[begin DATA SUPPLIED]

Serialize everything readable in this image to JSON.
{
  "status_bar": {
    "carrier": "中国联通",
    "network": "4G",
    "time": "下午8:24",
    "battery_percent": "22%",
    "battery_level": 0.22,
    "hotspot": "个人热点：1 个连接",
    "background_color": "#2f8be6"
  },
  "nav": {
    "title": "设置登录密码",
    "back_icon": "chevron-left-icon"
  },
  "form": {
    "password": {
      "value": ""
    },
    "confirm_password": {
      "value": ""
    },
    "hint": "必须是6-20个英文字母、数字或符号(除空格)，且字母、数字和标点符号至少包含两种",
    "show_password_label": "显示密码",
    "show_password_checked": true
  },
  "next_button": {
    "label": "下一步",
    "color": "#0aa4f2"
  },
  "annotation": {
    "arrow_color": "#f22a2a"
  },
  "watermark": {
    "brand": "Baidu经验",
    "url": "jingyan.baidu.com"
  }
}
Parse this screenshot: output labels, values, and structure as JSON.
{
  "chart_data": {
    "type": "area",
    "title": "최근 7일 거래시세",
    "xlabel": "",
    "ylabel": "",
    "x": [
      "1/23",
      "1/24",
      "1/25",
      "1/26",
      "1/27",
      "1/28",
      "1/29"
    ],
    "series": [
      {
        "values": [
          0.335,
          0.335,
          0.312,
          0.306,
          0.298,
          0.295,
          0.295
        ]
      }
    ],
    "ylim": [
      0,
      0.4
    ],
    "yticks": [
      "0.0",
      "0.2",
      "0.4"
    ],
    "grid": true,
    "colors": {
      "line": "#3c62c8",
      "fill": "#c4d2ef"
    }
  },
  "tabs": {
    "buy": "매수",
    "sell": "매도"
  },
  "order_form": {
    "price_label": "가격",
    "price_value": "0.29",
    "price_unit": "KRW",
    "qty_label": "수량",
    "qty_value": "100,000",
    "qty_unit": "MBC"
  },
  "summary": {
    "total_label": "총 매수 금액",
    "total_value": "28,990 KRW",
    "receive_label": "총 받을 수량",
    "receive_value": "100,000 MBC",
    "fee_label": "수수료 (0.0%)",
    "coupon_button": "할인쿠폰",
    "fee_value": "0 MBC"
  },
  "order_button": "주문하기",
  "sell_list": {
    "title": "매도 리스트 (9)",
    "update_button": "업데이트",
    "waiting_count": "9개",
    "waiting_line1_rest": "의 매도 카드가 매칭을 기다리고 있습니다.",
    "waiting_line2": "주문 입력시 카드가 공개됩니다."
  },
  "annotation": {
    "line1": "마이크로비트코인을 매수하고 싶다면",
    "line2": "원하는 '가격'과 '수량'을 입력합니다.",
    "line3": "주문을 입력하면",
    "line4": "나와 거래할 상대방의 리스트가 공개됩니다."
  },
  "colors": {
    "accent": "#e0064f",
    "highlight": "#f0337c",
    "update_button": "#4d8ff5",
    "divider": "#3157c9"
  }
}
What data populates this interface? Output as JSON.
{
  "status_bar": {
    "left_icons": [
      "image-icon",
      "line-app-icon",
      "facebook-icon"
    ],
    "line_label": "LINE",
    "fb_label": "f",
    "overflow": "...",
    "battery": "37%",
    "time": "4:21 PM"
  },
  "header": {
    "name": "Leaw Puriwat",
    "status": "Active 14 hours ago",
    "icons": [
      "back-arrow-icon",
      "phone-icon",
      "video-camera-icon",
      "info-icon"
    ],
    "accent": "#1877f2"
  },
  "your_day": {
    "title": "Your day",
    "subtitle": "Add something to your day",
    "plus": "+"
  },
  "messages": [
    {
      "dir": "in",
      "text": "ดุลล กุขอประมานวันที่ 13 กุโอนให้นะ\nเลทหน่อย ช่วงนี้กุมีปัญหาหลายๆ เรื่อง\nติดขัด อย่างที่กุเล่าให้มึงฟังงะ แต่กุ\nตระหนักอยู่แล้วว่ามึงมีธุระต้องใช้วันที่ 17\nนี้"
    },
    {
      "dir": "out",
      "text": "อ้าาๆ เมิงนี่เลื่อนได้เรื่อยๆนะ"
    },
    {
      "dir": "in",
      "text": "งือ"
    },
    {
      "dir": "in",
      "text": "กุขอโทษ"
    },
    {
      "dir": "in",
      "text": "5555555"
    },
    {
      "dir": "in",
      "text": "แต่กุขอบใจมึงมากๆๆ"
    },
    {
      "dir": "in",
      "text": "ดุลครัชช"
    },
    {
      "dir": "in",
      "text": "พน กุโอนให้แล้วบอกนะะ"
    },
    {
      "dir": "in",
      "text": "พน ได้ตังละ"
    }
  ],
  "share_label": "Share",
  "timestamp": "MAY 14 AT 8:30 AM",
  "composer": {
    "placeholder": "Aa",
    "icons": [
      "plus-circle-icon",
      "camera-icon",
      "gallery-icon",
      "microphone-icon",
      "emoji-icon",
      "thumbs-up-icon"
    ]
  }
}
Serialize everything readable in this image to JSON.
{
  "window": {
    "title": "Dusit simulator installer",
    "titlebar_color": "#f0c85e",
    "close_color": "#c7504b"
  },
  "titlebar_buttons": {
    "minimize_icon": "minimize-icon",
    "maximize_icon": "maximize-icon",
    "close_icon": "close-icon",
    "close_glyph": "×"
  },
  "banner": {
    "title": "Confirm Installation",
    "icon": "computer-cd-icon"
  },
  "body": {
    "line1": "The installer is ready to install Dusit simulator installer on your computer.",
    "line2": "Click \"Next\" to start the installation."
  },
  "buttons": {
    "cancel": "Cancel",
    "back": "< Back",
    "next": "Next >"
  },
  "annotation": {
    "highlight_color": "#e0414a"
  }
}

[end DATA SUPPLIED]

* WHAT IS REQUIRED
Return every line containing "공개됩니다".

* RESULT OF THIS EXERCISE
    "waiting_line2": "주문 입력시 카드가 공개됩니다."
    "line4": "나와 거래할 상대방의 리스트가 공개됩니다."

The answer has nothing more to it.